**Records from a data source:**

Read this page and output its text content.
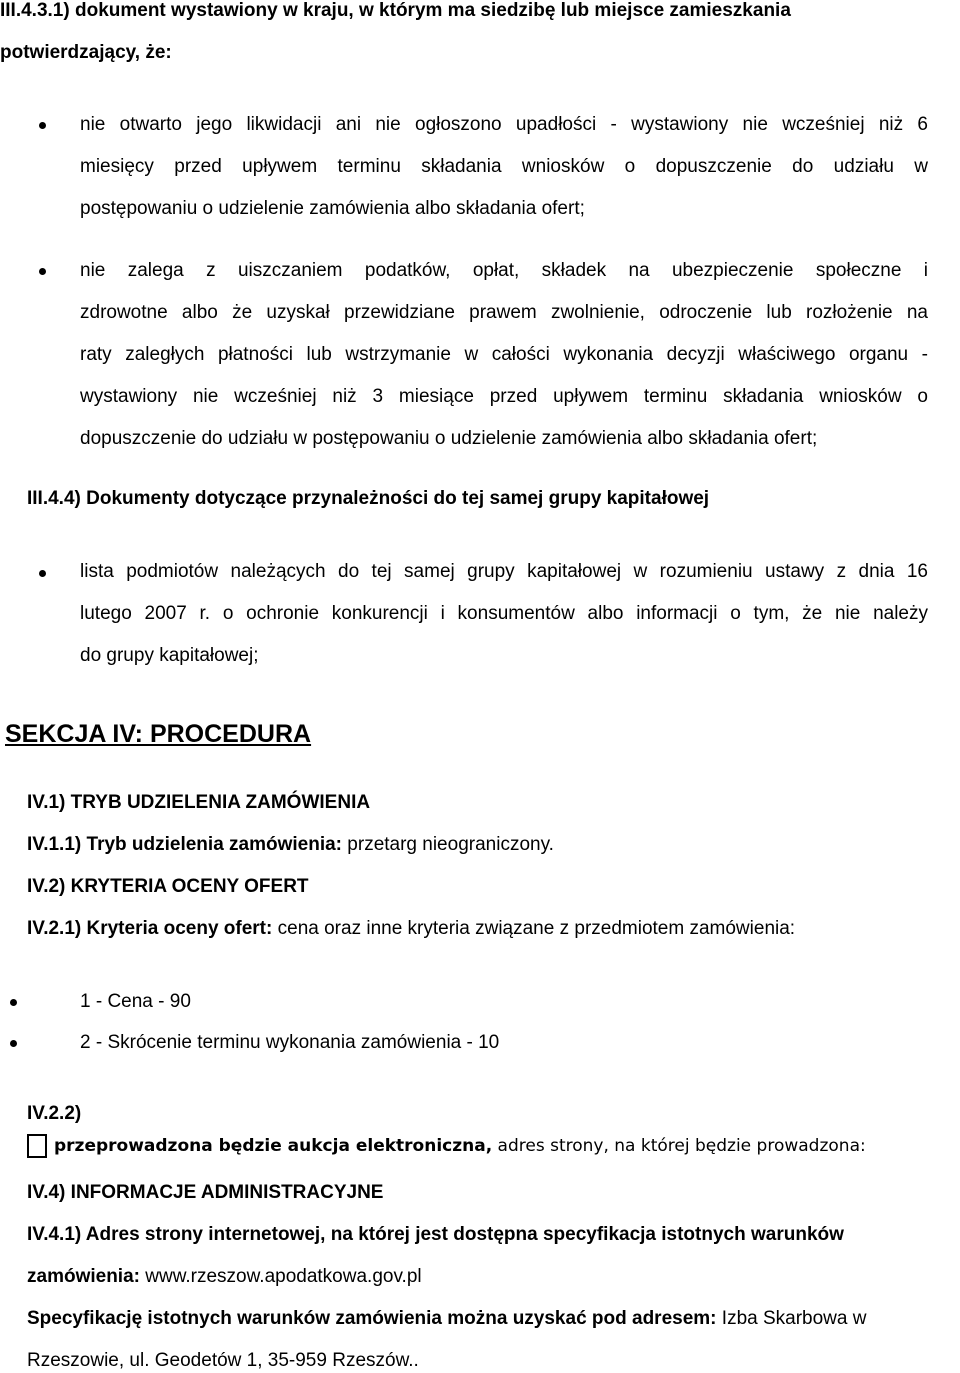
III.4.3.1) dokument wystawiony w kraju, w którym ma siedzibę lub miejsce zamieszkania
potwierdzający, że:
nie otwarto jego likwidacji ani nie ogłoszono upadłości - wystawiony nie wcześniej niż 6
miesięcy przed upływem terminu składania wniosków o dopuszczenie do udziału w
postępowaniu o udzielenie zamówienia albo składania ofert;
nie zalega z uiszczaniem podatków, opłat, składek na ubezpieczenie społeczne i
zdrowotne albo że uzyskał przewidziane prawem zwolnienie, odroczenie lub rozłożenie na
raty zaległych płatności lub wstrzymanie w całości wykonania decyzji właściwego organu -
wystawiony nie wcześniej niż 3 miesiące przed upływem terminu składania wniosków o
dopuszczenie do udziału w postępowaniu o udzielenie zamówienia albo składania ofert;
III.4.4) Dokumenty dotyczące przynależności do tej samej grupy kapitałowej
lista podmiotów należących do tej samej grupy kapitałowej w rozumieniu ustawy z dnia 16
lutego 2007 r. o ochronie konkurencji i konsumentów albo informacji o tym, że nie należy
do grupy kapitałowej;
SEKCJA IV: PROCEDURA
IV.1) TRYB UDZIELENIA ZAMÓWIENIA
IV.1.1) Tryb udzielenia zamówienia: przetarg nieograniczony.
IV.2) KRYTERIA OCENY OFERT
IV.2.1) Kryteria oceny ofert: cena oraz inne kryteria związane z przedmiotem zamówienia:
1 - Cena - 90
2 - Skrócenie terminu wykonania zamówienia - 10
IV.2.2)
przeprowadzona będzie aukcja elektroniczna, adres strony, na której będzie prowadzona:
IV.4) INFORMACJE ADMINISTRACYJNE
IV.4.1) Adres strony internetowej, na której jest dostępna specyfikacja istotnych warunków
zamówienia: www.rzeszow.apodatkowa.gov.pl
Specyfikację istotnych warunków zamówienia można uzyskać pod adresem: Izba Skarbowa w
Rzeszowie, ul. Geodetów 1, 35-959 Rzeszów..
==
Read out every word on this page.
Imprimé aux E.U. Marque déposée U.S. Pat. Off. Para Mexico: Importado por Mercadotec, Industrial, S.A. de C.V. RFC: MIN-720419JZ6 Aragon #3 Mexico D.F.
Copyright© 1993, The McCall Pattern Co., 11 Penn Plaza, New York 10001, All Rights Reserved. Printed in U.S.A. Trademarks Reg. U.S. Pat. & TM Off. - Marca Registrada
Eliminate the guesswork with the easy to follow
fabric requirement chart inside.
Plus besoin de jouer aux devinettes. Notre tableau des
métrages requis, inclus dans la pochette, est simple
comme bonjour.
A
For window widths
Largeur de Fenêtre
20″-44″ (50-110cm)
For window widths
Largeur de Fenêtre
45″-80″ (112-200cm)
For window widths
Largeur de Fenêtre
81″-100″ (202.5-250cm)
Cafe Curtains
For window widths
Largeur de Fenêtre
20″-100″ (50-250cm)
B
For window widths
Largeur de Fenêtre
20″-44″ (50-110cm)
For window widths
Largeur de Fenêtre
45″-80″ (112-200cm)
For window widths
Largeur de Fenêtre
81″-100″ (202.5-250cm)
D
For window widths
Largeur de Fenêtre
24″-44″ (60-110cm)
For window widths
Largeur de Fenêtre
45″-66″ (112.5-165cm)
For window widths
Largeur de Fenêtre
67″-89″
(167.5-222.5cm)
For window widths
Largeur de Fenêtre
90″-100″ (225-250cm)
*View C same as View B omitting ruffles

**Exercise brief:**
From the entries above, copy every line containing the word "której".

**Exercise response:**
przeprowadzona będzie aukcja elektroniczna, adres strony, na której będzie prowadzona:
IV.4.1) Adres strony internetowej, na której jest dostępna specyfikacja istotnych warunków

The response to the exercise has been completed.